指定任務 1:
請用兩句話概述這段關於斯皮爾伯格的文字。
指定任務 2:
根據這段關於斯皮爾伯格的文字,助理導演吉姆•法夠被誰挑走去當片子的導演?
指定任務 3:
請從最後一句之後接著寫下去,延續這段關於斯皮爾伯格的文字。

文件摘錄:
________________
《追殺》提高了斯皮爾伯格在環球公司的身價,尤其是他在技術人員中的身價,這些人多數都與環球公司有合同,為了日後好找工作的原因,他們都希望找個能給他們帶來些名氣的人合作。他們不是不在乎評論家說些什麼,而是更在乎是否能被這個孩子好好關照,以便使他們的收入看起來還不錯。
《追殺》公演兩星期後,這公司從前的導演兼製片人湯姆•勞夫林就與《追殺》的攝影師傑克•馬塔簽了合同,讓他去拍攝使他很成功的系列片《比利•傑克》(Billy Jack)。剪編弗朗克•毛裡斯發現,請求讓他剪片子的人越來越多。助理導演吉姆•法夠被克林特•伊斯特伍德挑走做了他片子的導演。
諸如此類之事,圍繞著斯皮爾伯格在繼續發生。當斯皮爾伯格1985年為環球公司拍完電視系列劇後,作曲家比利•戈頓伯格就開始為《驚奇故事》作曲了。許多參加了《惡魔孽種》拍攝工作的人都參加了斯皮爾伯格以後的拍片工作,包括攝影師比爾•巴特勒和卡爾•離特雷伯,還有在這部影片中演小角色的那些來自長灘的朋友,以及後來的和他一道合作編寫《大白鯊》的朋友。
環球公司收到了許多來自其他電影廠邀請斯皮爾伯格去拍電影的請求。不幸的是,公司一概拒絕了這些請求。萊文森和林克馬上借此機會抓住斯皮爾伯格讓他再拍一部試播片。看過《傳道》(Mission)之後,觀眾都希望馬丁•蘭多和巴巴拉這對夫婦再度於《難以完成的使命》(Mission Impossible)中出演記者保爾•塞威格和他的妻子。無論斯皮爾伯格提過多少要求拍影院影片的抗議,辛伯格仍不改變他的主意。儘管後來是由斯皮爾伯格的老朋友巴瑞•舒力文在這部片子中扮演了敲榨記者賽威格一家的法官,但這次經歷並沒有讓斯皮爾伯格感到光彩。
________________
所示項目:
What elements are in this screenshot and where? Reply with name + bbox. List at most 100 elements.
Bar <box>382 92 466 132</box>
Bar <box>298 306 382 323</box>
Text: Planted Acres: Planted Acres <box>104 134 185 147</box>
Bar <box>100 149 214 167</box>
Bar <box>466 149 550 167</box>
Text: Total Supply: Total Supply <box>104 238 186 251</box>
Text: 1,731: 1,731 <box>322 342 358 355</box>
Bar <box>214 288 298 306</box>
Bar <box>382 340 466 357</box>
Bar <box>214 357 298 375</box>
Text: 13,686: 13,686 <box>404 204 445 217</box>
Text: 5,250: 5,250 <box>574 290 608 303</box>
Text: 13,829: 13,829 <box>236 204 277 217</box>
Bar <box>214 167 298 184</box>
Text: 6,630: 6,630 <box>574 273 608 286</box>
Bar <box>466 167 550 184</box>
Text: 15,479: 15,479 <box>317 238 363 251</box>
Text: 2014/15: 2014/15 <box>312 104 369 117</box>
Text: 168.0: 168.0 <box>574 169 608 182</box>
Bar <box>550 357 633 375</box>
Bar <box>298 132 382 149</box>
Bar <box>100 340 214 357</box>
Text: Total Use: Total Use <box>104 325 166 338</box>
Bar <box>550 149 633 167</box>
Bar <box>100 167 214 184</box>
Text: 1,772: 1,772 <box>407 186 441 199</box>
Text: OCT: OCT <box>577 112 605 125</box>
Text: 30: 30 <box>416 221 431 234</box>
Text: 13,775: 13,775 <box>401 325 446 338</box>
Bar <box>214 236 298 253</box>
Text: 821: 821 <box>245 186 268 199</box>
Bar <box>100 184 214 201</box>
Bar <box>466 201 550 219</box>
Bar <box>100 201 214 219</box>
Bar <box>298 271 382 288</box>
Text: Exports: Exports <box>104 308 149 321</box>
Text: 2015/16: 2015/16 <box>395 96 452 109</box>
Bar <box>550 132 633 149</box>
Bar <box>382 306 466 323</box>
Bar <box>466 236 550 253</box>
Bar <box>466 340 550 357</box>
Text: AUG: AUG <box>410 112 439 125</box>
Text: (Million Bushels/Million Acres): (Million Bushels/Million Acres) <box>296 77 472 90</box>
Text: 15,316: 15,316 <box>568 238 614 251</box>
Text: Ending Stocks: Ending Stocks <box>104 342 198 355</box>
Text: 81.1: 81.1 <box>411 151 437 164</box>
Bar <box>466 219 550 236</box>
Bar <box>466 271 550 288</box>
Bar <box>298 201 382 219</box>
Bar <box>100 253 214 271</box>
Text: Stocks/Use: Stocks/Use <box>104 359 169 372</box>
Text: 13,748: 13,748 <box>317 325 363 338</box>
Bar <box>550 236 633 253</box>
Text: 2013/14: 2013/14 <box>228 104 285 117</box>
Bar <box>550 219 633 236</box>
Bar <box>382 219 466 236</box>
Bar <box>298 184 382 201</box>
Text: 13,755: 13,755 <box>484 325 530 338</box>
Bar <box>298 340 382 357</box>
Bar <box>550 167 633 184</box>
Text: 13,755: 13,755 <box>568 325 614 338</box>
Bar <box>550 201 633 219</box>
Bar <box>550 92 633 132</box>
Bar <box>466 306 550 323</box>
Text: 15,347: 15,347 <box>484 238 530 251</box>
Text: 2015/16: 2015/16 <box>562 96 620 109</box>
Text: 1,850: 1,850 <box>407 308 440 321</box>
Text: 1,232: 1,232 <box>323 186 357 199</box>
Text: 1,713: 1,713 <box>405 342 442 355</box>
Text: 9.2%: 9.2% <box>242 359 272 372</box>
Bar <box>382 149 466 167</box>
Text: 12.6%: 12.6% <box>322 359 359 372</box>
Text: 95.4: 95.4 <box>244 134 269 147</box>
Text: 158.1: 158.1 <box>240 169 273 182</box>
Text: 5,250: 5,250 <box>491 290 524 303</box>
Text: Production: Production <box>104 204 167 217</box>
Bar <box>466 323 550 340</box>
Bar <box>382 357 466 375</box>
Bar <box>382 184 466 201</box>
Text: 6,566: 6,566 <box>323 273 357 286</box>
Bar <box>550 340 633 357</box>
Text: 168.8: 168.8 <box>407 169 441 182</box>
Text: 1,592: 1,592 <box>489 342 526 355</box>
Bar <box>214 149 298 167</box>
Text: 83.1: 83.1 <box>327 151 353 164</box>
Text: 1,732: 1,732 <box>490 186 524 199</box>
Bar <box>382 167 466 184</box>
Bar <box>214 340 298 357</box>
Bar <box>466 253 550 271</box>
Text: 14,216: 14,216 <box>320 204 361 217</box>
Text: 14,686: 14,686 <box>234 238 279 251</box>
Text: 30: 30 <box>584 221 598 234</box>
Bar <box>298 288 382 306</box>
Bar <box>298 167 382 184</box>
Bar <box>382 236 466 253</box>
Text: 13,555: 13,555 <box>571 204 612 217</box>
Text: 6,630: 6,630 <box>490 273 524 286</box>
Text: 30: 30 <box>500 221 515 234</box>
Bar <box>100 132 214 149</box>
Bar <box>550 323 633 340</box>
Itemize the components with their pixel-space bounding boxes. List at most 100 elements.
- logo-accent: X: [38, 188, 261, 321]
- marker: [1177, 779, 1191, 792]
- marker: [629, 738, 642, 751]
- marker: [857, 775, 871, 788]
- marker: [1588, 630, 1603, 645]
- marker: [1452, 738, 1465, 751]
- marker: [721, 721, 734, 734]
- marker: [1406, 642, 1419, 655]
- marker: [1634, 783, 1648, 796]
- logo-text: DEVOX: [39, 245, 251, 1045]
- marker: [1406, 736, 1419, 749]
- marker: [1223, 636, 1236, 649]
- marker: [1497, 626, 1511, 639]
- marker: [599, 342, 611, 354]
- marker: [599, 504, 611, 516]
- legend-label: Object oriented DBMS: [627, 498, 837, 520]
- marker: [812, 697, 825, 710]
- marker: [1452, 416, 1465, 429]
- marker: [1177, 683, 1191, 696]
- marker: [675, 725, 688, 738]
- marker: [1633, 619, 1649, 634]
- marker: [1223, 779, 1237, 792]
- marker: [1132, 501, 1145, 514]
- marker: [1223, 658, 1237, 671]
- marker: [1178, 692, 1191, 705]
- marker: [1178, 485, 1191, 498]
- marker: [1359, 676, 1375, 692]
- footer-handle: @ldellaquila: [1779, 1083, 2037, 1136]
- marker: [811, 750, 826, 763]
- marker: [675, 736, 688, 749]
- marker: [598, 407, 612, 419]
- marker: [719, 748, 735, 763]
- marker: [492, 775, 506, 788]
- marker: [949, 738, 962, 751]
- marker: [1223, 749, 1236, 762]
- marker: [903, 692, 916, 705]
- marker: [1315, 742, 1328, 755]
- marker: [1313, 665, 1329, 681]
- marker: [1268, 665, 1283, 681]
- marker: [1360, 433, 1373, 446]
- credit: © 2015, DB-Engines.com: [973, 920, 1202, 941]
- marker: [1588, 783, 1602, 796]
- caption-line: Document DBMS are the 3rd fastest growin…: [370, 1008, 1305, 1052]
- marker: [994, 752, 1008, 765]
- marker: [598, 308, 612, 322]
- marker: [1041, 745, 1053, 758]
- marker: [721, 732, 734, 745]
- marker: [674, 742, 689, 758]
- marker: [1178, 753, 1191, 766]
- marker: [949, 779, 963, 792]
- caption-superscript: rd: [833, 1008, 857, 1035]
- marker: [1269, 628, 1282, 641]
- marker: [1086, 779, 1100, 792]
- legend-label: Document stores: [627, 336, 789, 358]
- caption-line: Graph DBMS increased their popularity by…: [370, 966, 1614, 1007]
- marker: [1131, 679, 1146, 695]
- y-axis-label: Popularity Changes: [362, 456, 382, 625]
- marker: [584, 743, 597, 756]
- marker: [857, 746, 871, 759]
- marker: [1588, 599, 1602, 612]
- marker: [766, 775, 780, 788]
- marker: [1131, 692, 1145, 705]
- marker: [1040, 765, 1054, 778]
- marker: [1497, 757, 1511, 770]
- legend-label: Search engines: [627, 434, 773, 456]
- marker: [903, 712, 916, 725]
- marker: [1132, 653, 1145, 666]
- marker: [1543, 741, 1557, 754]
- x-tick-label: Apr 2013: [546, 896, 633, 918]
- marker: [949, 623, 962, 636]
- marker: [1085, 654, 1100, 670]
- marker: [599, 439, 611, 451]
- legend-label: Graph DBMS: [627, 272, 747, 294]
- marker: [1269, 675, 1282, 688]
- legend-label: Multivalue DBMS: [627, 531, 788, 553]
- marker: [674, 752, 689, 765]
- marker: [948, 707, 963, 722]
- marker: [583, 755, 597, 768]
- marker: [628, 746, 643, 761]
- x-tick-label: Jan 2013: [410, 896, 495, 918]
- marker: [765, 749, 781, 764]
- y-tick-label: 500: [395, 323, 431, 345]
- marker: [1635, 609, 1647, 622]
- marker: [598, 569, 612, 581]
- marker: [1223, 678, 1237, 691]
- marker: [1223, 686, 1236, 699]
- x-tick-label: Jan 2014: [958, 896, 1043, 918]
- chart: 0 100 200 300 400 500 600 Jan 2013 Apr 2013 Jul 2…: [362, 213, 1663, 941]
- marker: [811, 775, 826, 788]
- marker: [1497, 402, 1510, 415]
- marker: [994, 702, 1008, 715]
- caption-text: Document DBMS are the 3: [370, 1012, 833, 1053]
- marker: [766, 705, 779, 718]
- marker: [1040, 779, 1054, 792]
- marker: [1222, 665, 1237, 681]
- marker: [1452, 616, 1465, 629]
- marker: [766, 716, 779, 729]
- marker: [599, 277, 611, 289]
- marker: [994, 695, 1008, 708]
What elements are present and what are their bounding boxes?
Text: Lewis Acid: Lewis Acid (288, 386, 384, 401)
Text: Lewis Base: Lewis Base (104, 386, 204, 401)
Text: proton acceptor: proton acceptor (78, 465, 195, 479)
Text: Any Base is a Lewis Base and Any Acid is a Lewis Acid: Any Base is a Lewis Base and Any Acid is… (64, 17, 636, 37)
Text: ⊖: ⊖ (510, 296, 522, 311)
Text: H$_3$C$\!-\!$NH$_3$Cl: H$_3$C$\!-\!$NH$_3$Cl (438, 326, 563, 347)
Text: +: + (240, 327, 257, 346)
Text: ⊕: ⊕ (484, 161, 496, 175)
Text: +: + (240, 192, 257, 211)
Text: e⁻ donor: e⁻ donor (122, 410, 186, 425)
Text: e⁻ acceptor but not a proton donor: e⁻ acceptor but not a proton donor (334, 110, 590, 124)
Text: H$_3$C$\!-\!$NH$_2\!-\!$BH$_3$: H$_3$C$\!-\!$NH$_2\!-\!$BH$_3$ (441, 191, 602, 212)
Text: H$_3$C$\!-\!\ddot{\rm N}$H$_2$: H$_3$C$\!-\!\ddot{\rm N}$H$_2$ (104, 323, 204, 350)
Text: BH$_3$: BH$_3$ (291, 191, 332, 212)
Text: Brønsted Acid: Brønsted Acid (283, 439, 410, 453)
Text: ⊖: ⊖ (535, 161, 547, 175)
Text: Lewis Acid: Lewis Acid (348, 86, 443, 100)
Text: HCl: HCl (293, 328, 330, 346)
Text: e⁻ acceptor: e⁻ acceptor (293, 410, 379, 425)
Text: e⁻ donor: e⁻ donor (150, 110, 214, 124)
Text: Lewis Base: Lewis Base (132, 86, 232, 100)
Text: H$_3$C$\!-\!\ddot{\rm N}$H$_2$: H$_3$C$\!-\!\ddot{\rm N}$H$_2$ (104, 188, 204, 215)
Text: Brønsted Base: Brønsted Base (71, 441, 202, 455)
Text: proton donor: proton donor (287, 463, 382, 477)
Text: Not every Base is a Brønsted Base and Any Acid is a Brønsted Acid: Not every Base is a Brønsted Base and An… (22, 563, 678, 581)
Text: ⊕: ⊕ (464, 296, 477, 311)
________________
預期輸出 1:
《追殺》提高了斯皮爾伯格在環球公司的身價,參與該片的攝影師傑克•馬塔、剪編弗朗克•毛裡斯和助理導演吉姆•法夠隨後都得到了更多工作機會。環球公司拒絕了其他電影廠邀請斯皮爾伯格拍片的請求,萊文森和林克趁機讓他再拍一部試播片,辛伯格也不理會他想拍影院影片的抗議。

預期輸出 2:
克林特•伊斯特伍德。

預期輸出 3:
他瞎位乎了一陣子,把從前的片名《監視塞威格報告的人》做了修改,1971年,它以《塞威格》的片名上演了。評論家對此各執一說。斯皮爾伯格後來說,這是他惟一一次被人強迫去拍的電影,即使如此,這也不足以讓斯皮爾伯格違背公眾的意願而按自己的意願去拍片子。
在給《追殺》又加了9分鐘的內容後,環球公司把它拿去參加了5月份的法國嘎納電影節,去給歐洲電影發行充當一個小小開場白。斯皮爾伯格也去了,這是他第一次離開美國的旅行。在巴黎的一個雨天的下午。他的一位朋友拉著他穿過凱旋門,斯皮爾伯格穿著喇叭型中仔褲、方頭皮靴,細橫條襯衫,緊身夾克,像個衣著不整的小男孩兒似地跟在他的朋友身後。
斯皮爾伯格崇敬地環顧四周,巴黎!7月,斯皮爾伯格又到了羅馬,環球公司住羅馬的工作人員安排斯皮爾伯格與弗德里克•弗里尼共進午餐。讓斯皮爾伯格感到吃驚的是,這位先生帶他來的這家美國風味餐館裡的人,對弗里尼和弗里尼的客人們的態度不同,他們不讓他坐在他的客人們旁邊,只因為他沒有系領帶。弗里尼怒氣衝衝地走出飯店,扭頭說道:「好吧,我們現在去意大利餐館。」
歐洲充斥著濃厚學者氣息的氛圍並不讓人感到愜意。在羅馬,左翼評論家逼迫斯皮爾伯格同意他們在文章中對《追殺》所作的比喻:卡車象徵著工人階級,小汽車象徵著資產階級,這是一場工人階級與資產階級的較量。當斯皮爾伯格表示不同意他們的觀點時,他們中有4個人吵嚷著離去。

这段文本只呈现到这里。